# DIRECTIONS:
Retype each line exactly. Skip images.

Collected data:

####################

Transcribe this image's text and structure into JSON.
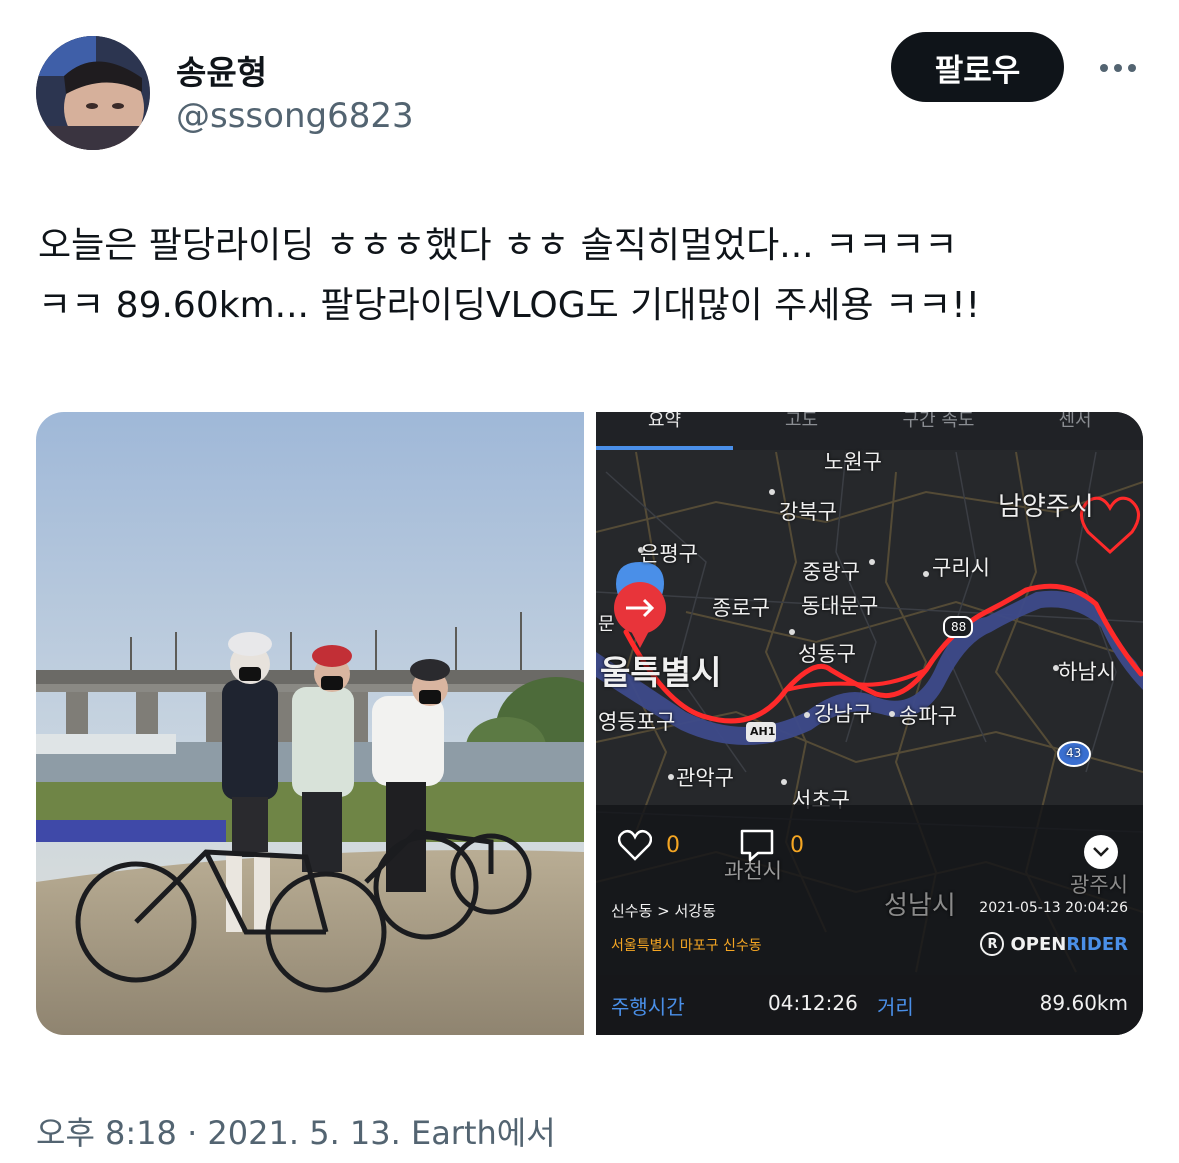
{
  "user": {
    "display_name": "송윤형",
    "handle": "@sssong6823"
  },
  "actions": {
    "follow_label": "팔로우",
    "more_icon": "more-horizontal-icon"
  },
  "tweet": {
    "lines": [
      "오늘은 팔당라이딩 ㅎㅎㅎ했다 ㅎㅎ 솔직히멀었다... ㅋㅋㅋㅋ",
      "ㅋㅋ 89.60km... 팔당라이딩VLOG도 기대많이 주세용 ㅋㅋ!!"
    ]
  },
  "ride_app": {
    "tabs": [
      "요약",
      "고도",
      "구간 속도",
      "센서"
    ],
    "active_tab": "요약",
    "map_labels": {
      "dobong": "노원구",
      "gangbuk": "강북구",
      "namyangju": "남양주시",
      "eunpyeong": "은평구",
      "jungnang": "중랑구",
      "guri": "구리시",
      "jongno": "종로구",
      "dongdaemun": "동대문구",
      "seoul": "울특별시",
      "seoul_prefix": "문",
      "seongdong": "성동구",
      "hanam": "하남시",
      "gangnam": "강남구",
      "songpa": "송파구",
      "yeongdeungpo": "영등포구",
      "gwanak": "관악구",
      "seocho": "서초구",
      "gwacheon": "과천시",
      "seongnam": "성남시",
      "gwangju": "광주시",
      "road_88": "88",
      "road_ah1": "AH1",
      "road_43": "43"
    },
    "likes": "0",
    "comments": "0",
    "route": "신수동 > 서강동",
    "location": "서울특별시 마포구 신수동",
    "datetime": "2021-05-13 20:04:26",
    "brand_logo": "R",
    "brand_open": "OPEN",
    "brand_rider": "RIDER",
    "ride_time_label": "주행시간",
    "ride_time": "04:12:26",
    "distance_label": "거리",
    "distance": "89.60km",
    "colors": {
      "route": "#ff2a2a",
      "accent_blue": "#4a8fe8",
      "accent_orange": "#f5a623"
    }
  },
  "meta": {
    "timestamp": "오후 8:18 · 2021. 5. 13. Earth에서"
  }
}
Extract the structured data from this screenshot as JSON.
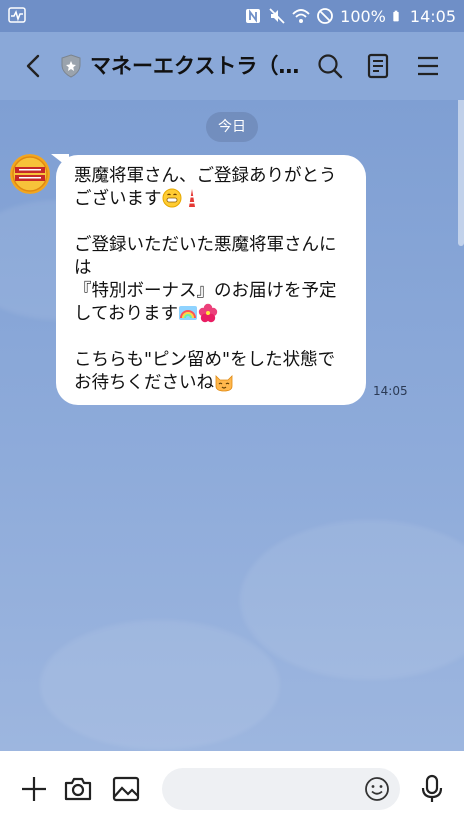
{
  "status_bar": {
    "battery_percent": "100%",
    "time": "14:05",
    "icons": [
      "activity-icon",
      "nfc-icon",
      "mute-icon",
      "wifi-icon",
      "no-sim-icon",
      "battery-icon"
    ]
  },
  "header": {
    "title": "マネーエクストラ（…",
    "icons": [
      "back-icon",
      "shield-icon",
      "search-icon",
      "notes-icon",
      "menu-icon"
    ]
  },
  "chat": {
    "date_label": "今日",
    "message": {
      "lines": [
        "悪魔将軍さん、ご登録ありがとう",
        "ございます",
        "",
        "ご登録いただいた悪魔将軍さんに",
        "は",
        "『特別ボーナス』のお届けを予定",
        "しております",
        "",
        "こちらも\"ピン留め\"をした状態で",
        "お待ちくださいね"
      ],
      "time": "14:05",
      "emojis": [
        "grinning-emoji",
        "tokyo-tower-emoji",
        "rainbow-emoji",
        "hibiscus-emoji",
        "cat-emoji"
      ]
    }
  },
  "input_bar": {
    "placeholder": "",
    "icons": [
      "plus-icon",
      "camera-icon",
      "image-icon",
      "emoji-icon",
      "mic-icon"
    ]
  },
  "colors": {
    "chat_background": "#8aa8d8",
    "status_bar": "#6f8fc7",
    "bubble": "#ffffff",
    "input_bar": "#ffffff"
  }
}
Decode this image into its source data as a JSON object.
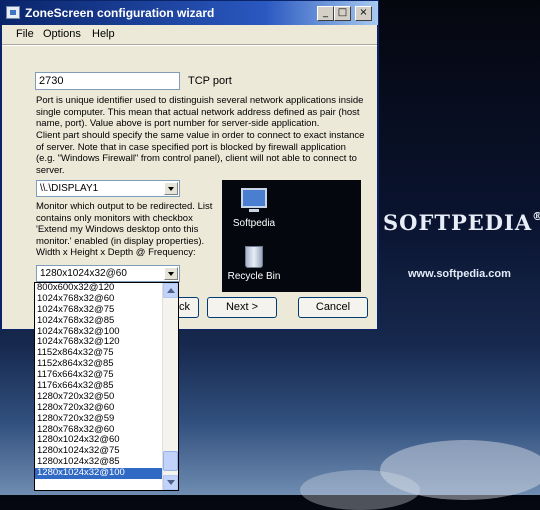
{
  "window": {
    "title": "ZoneScreen configuration wizard",
    "controls": {
      "minimize": "_",
      "maximize": "□",
      "close": "×"
    }
  },
  "menu": {
    "file": "File",
    "options": "Options",
    "help": "Help"
  },
  "port": {
    "value": "2730",
    "label": "TCP port",
    "description_1": "Port is unique identifier used to distinguish several network applications inside single computer. This mean that actual network address defined as pair (host name, port). Value above is port number for server-side application.",
    "description_2": "Client part should specify the same value in order to connect to exact instance of server. Note that in case specified port is blocked by firewall application (e.g. \"Windows Firewall\" from control panel), client will not able to connect to server."
  },
  "monitor": {
    "selected": "\\\\.\\DISPLAY1",
    "description": "Monitor which output to be redirected. List contains only monitors with checkbox 'Extend my Windows desktop onto this monitor.' enabled (in display properties). Width x Height x Depth @ Frequency:"
  },
  "mode": {
    "selected": "1280x1024x32@60",
    "options": [
      "800x600x32@120",
      "1024x768x32@60",
      "1024x768x32@75",
      "1024x768x32@85",
      "1024x768x32@100",
      "1024x768x32@120",
      "1152x864x32@75",
      "1152x864x32@85",
      "1176x664x32@75",
      "1176x664x32@85",
      "1280x720x32@50",
      "1280x720x32@60",
      "1280x720x32@59",
      "1280x768x32@60",
      "1280x1024x32@60",
      "1280x1024x32@75",
      "1280x1024x32@85",
      "1280x1024x32@100"
    ],
    "highlighted_index": 17
  },
  "preview": {
    "icon1_label": "Softpedia",
    "icon2_label": "Recycle Bin"
  },
  "buttons": {
    "back_partial": "ck",
    "next": "Next >",
    "cancel": "Cancel"
  },
  "desktop": {
    "logo": "SOFTPEDIA",
    "logo_mark": "®",
    "url": "www.softpedia.com"
  },
  "colors": {
    "titlebar": "#0a246a",
    "selection": "#316ac5",
    "window_bg": "#ece9d8"
  }
}
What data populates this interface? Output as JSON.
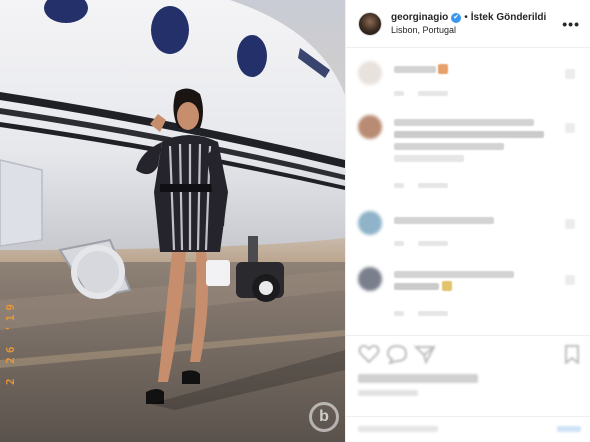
{
  "post": {
    "username": "georginagio",
    "verified_symbol": "✔",
    "separator": "•",
    "follow_status": "İstek Gönderildi",
    "location": "Lisbon, Portugal",
    "more_options": "•••"
  },
  "photo": {
    "date_stamp": "2 26 '19",
    "watermark": "b"
  },
  "icons": {
    "verified": "verified-badge-icon",
    "more": "more-options-icon",
    "like": "heart-icon",
    "comment": "comment-icon",
    "share": "share-icon",
    "save": "bookmark-icon"
  },
  "colors": {
    "verified_blue": "#3897f0",
    "border": "#efefef",
    "date_stamp": "#f19a32"
  }
}
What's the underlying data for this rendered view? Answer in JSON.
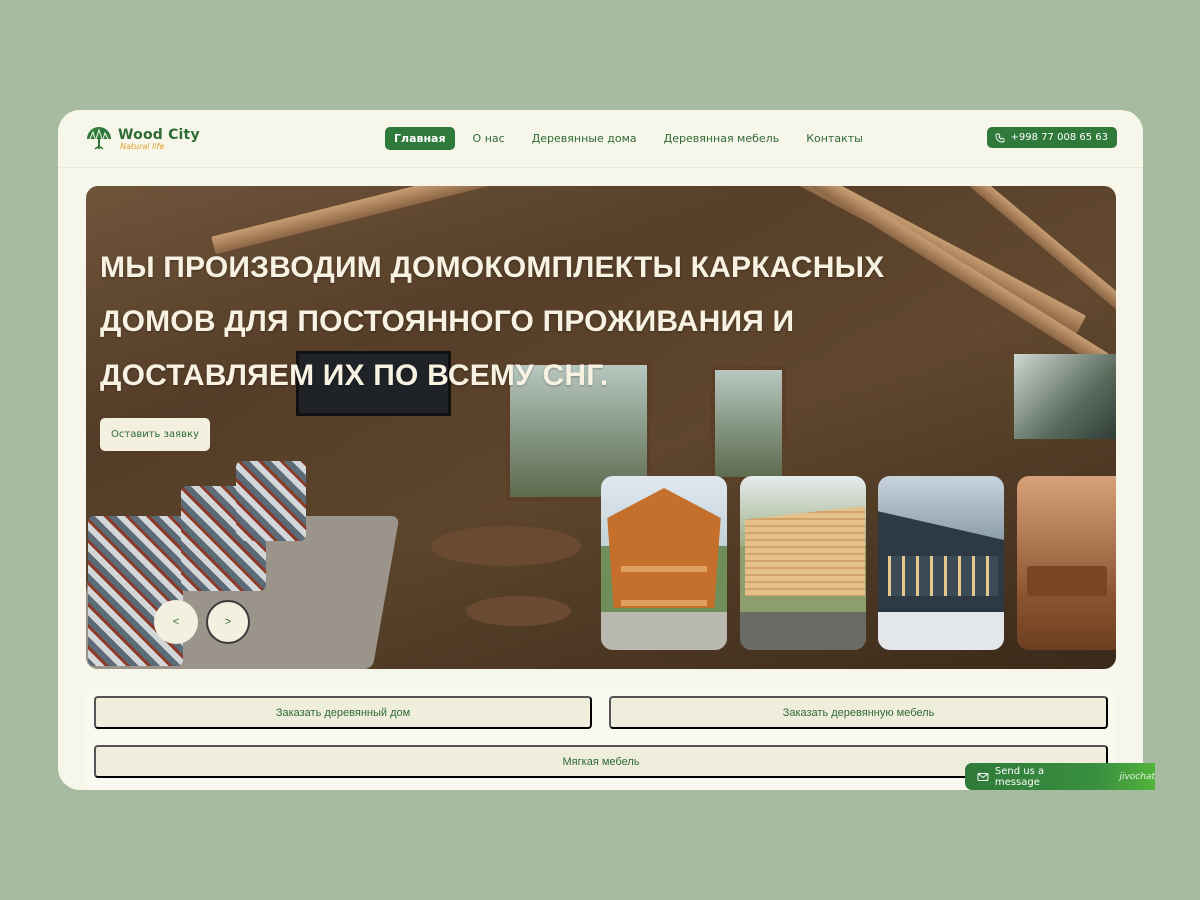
{
  "brand": {
    "name": "Wood City",
    "tagline": "Natural life",
    "colors": {
      "primary": "#2f7a3a",
      "accent": "#e0a12a",
      "background": "#f7f6ea"
    }
  },
  "nav": {
    "items": [
      {
        "label": "Главная",
        "active": true
      },
      {
        "label": "О нас",
        "active": false
      },
      {
        "label": "Деревянные дома",
        "active": false
      },
      {
        "label": "Деревянная мебель",
        "active": false
      },
      {
        "label": "Контакты",
        "active": false
      }
    ]
  },
  "header": {
    "phone": "+998 77 008 65 63",
    "phone_icon": "phone-icon"
  },
  "hero": {
    "title_lines": [
      "МЫ ПРОИЗВОДИМ ДОМОКОМПЛЕКТЫ КАРКАСНЫХ",
      "ДОМОВ ДЛЯ ПОСТОЯННОГО ПРОЖИВАНИЯ И",
      "ДОСТАВЛЯЕМ ИХ ПО ВСЕМУ СНГ."
    ],
    "cta_label": "Оставить заявку",
    "prev_label": "<",
    "next_label": ">"
  },
  "actions": {
    "order_house": "Заказать деревянный дом",
    "order_furniture": "Заказать деревянную мебель",
    "soft_furniture": "Мягкая мебель"
  },
  "chat": {
    "label": "Send us a message",
    "brand": "jivochat",
    "icon": "mail-icon"
  }
}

####################

# COMPLETED EXERCISE:
Transcribe this image's text and structure into JSON.
{
  "user": {
    "display_name": "송윤형",
    "handle": "@sssong6823"
  },
  "actions": {
    "follow_label": "팔로우",
    "more_icon": "more-horizontal-icon"
  },
  "tweet": {
    "lines": [
      "오늘은 팔당라이딩 ㅎㅎㅎ했다 ㅎㅎ 솔직히멀었다... ㅋㅋㅋㅋ",
      "ㅋㅋ 89.60km... 팔당라이딩VLOG도 기대많이 주세용 ㅋㅋ!!"
    ]
  },
  "ride_app": {
    "tabs": [
      "요약",
      "고도",
      "구간 속도",
      "센서"
    ],
    "active_tab": "요약",
    "map_labels": {
      "dobong": "노원구",
      "gangbuk": "강북구",
      "namyangju": "남양주시",
      "eunpyeong": "은평구",
      "jungnang": "중랑구",
      "guri": "구리시",
      "jongno": "종로구",
      "dongdaemun": "동대문구",
      "seoul": "울특별시",
      "seoul_prefix": "문",
      "seongdong": "성동구",
      "hanam": "하남시",
      "gangnam": "강남구",
      "songpa": "송파구",
      "yeongdeungpo": "영등포구",
      "gwanak": "관악구",
      "seocho": "서초구",
      "gwacheon": "과천시",
      "seongnam": "성남시",
      "gwangju": "광주시",
      "road_88": "88",
      "road_ah1": "AH1",
      "road_43": "43"
    },
    "likes": "0",
    "comments": "0",
    "route": "신수동 > 서강동",
    "location": "서울특별시 마포구 신수동",
    "datetime": "2021-05-13 20:04:26",
    "brand_logo": "R",
    "brand_open": "OPEN",
    "brand_rider": "RIDER",
    "ride_time_label": "주행시간",
    "ride_time": "04:12:26",
    "distance_label": "거리",
    "distance": "89.60km",
    "colors": {
      "route": "#ff2a2a",
      "accent_blue": "#4a8fe8",
      "accent_orange": "#f5a623"
    }
  },
  "meta": {
    "timestamp": "오후 8:18 · 2021. 5. 13. Earth에서"
  }
}
Extract the structured data from this screenshot as JSON.
{
  "status_bar": {
    "battery_percent": "100%",
    "time": "14:05",
    "icons": [
      "activity-icon",
      "nfc-icon",
      "mute-icon",
      "wifi-icon",
      "no-sim-icon",
      "battery-icon"
    ]
  },
  "header": {
    "title": "マネーエクストラ（…",
    "icons": [
      "back-icon",
      "shield-icon",
      "search-icon",
      "notes-icon",
      "menu-icon"
    ]
  },
  "chat": {
    "date_label": "今日",
    "message": {
      "lines": [
        "悪魔将軍さん、ご登録ありがとう",
        "ございます",
        "",
        "ご登録いただいた悪魔将軍さんに",
        "は",
        "『特別ボーナス』のお届けを予定",
        "しております",
        "",
        "こちらも\"ピン留め\"をした状態で",
        "お待ちくださいね"
      ],
      "time": "14:05",
      "emojis": [
        "grinning-emoji",
        "tokyo-tower-emoji",
        "rainbow-emoji",
        "hibiscus-emoji",
        "cat-emoji"
      ]
    }
  },
  "input_bar": {
    "placeholder": "",
    "icons": [
      "plus-icon",
      "camera-icon",
      "image-icon",
      "emoji-icon",
      "mic-icon"
    ]
  },
  "colors": {
    "chat_background": "#8aa8d8",
    "status_bar": "#6f8fc7",
    "bubble": "#ffffff",
    "input_bar": "#ffffff"
  }
}
Decode this image into its source data as a JSON object.
{
  "window": {
    "title": "ZoneScreen configuration wizard",
    "controls": {
      "minimize": "_",
      "maximize": "□",
      "close": "×"
    }
  },
  "menu": {
    "file": "File",
    "options": "Options",
    "help": "Help"
  },
  "port": {
    "value": "2730",
    "label": "TCP port",
    "description_1": "Port is unique identifier used to distinguish several network applications inside single computer. This mean that actual network address defined as pair (host name, port). Value above is port number for server-side application.",
    "description_2": "Client part should specify the same value in order to connect to exact instance of server. Note that in case specified port is blocked by firewall application (e.g. \"Windows Firewall\" from control panel), client will not able to connect to server."
  },
  "monitor": {
    "selected": "\\\\.\\DISPLAY1",
    "description": "Monitor which output to be redirected. List contains only monitors with checkbox 'Extend my Windows desktop onto this monitor.' enabled (in display properties). Width x Height x Depth @ Frequency:"
  },
  "mode": {
    "selected": "1280x1024x32@60",
    "options": [
      "800x600x32@120",
      "1024x768x32@60",
      "1024x768x32@75",
      "1024x768x32@85",
      "1024x768x32@100",
      "1024x768x32@120",
      "1152x864x32@75",
      "1152x864x32@85",
      "1176x664x32@75",
      "1176x664x32@85",
      "1280x720x32@50",
      "1280x720x32@60",
      "1280x720x32@59",
      "1280x768x32@60",
      "1280x1024x32@60",
      "1280x1024x32@75",
      "1280x1024x32@85",
      "1280x1024x32@100"
    ],
    "highlighted_index": 17
  },
  "preview": {
    "icon1_label": "Softpedia",
    "icon2_label": "Recycle Bin"
  },
  "buttons": {
    "back_partial": "ck",
    "next": "Next >",
    "cancel": "Cancel"
  },
  "desktop": {
    "logo": "SOFTPEDIA",
    "logo_mark": "®",
    "url": "www.softpedia.com"
  },
  "colors": {
    "titlebar": "#0a246a",
    "selection": "#316ac5",
    "window_bg": "#ece9d8"
  }
}
What data populates this interface? Output as JSON.
{
  "post": {
    "username": "georginagio",
    "verified_symbol": "✔",
    "separator": "•",
    "follow_status": "İstek Gönderildi",
    "location": "Lisbon, Portugal",
    "more_options": "•••"
  },
  "photo": {
    "date_stamp": "2 26 '19",
    "watermark": "b"
  },
  "icons": {
    "verified": "verified-badge-icon",
    "more": "more-options-icon",
    "like": "heart-icon",
    "comment": "comment-icon",
    "share": "share-icon",
    "save": "bookmark-icon"
  },
  "colors": {
    "verified_blue": "#3897f0",
    "border": "#efefef",
    "date_stamp": "#f19a32"
  }
}
What's the underlying data for this rendered view? Answer in JSON.
{
  "brand": {
    "name": "Wood City",
    "tagline": "Natural life",
    "colors": {
      "primary": "#2f7a3a",
      "accent": "#e0a12a",
      "background": "#f7f6ea"
    }
  },
  "nav": {
    "items": [
      {
        "label": "Главная",
        "active": true
      },
      {
        "label": "О нас",
        "active": false
      },
      {
        "label": "Деревянные дома",
        "active": false
      },
      {
        "label": "Деревянная мебель",
        "active": false
      },
      {
        "label": "Контакты",
        "active": false
      }
    ]
  },
  "header": {
    "phone": "+998 77 008 65 63",
    "phone_icon": "phone-icon"
  },
  "hero": {
    "title_lines": [
      "МЫ ПРОИЗВОДИМ ДОМОКОМПЛЕКТЫ КАРКАСНЫХ",
      "ДОМОВ ДЛЯ ПОСТОЯННОГО ПРОЖИВАНИЯ И",
      "ДОСТАВЛЯЕМ ИХ ПО ВСЕМУ СНГ."
    ],
    "cta_label": "Оставить заявку",
    "prev_label": "<",
    "next_label": ">"
  },
  "actions": {
    "order_house": "Заказать деревянный дом",
    "order_furniture": "Заказать деревянную мебель",
    "soft_furniture": "Мягкая мебель"
  },
  "chat": {
    "label": "Send us a message",
    "brand": "jivochat",
    "icon": "mail-icon"
  }
}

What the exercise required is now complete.